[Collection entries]
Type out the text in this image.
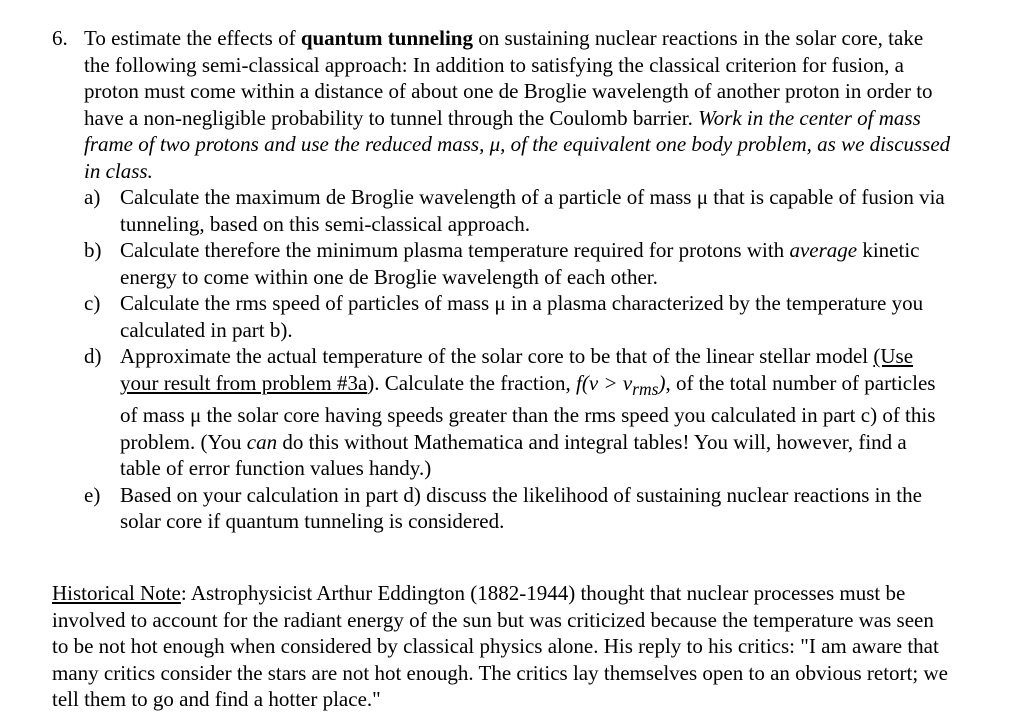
6. To estimate the effects of quantum tunneling on sustaining nuclear reactions in the solar core, take the following semi-classical approach: In addition to satisfying the classical criterion for fusion, a proton must come within a distance of about one de Broglie wavelength of another proton in order to have a non-negligible probability to tunnel through the Coulomb barrier. Work in the center of mass frame of two protons and use the reduced mass, μ, of the equivalent one body problem, as we discussed in class.
a) Calculate the maximum de Broglie wavelength of a particle of mass μ that is capable of fusion via tunneling, based on this semi-classical approach.
b) Calculate therefore the minimum plasma temperature required for protons with average kinetic energy to come within one de Broglie wavelength of each other.
c) Calculate the rms speed of particles of mass μ in a plasma characterized by the temperature you calculated in part b).
d) Approximate the actual temperature of the solar core to be that of the linear stellar model (Use your result from problem #3a). Calculate the fraction, $f(v > v_{rms})$, of the total number of particles of mass μ the solar core having speeds greater than the rms speed you calculated in part c) of this problem. (You can do this without Mathematica and integral tables! You will, however, find a table of error function values handy.)
e) Based on your calculation in part d) discuss the likelihood of sustaining nuclear reactions in the solar core if quantum tunneling is considered.
Historical Note: Astrophysicist Arthur Eddington (1882-1944) thought that nuclear processes must be involved to account for the radiant energy of the sun but was criticized because the temperature was seen to be not hot enough when considered by classical physics alone. His reply to his critics: "I am aware that many critics consider the stars are not hot enough. The critics lay themselves open to an obvious retort; we tell them to go and find a hotter place."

**INSTRUCTIONS FOR THE TASK:** Transcribe every record above exactly, leaving out the pictures.

**TASK OUTPUT:**
Type out the text in this image.
6. To estimate the effects of quantum tunneling on sustaining nuclear reactions in the solar core, take the following semi-classical approach: In addition to satisfying the classical criterion for fusion, a proton must come within a distance of about one de Broglie wavelength of another proton in order to have a non-negligible probability to tunnel through the Coulomb barrier. Work in the center of mass frame of two protons and use the reduced mass, μ, of the equivalent one body problem, as we discussed in class.
a) Calculate the maximum de Broglie wavelength of a particle of mass μ that is capable of fusion via tunneling, based on this semi-classical approach.
b) Calculate therefore the minimum plasma temperature required for protons with average kinetic energy to come within one de Broglie wavelength of each other.
c) Calculate the rms speed of particles of mass μ in a plasma characterized by the temperature you calculated in part b).
d) Approximate the actual temperature of the solar core to be that of the linear stellar model (Use your result from problem #3a). Calculate the fraction, $f(v > v_{rms})$, of the total number of particles of mass μ the solar core having speeds greater than the rms speed you calculated in part c) of this problem. (You can do this without Mathematica and integral tables! You will, however, find a table of error function values handy.)
e) Based on your calculation in part d) discuss the likelihood of sustaining nuclear reactions in the solar core if quantum tunneling is considered.
Historical Note: Astrophysicist Arthur Eddington (1882-1944) thought that nuclear processes must be involved to account for the radiant energy of the sun but was criticized because the temperature was seen to be not hot enough when considered by classical physics alone. His reply to his critics: "I am aware that many critics consider the stars are not hot enough. The critics lay themselves open to an obvious retort; we tell them to go and find a hotter place."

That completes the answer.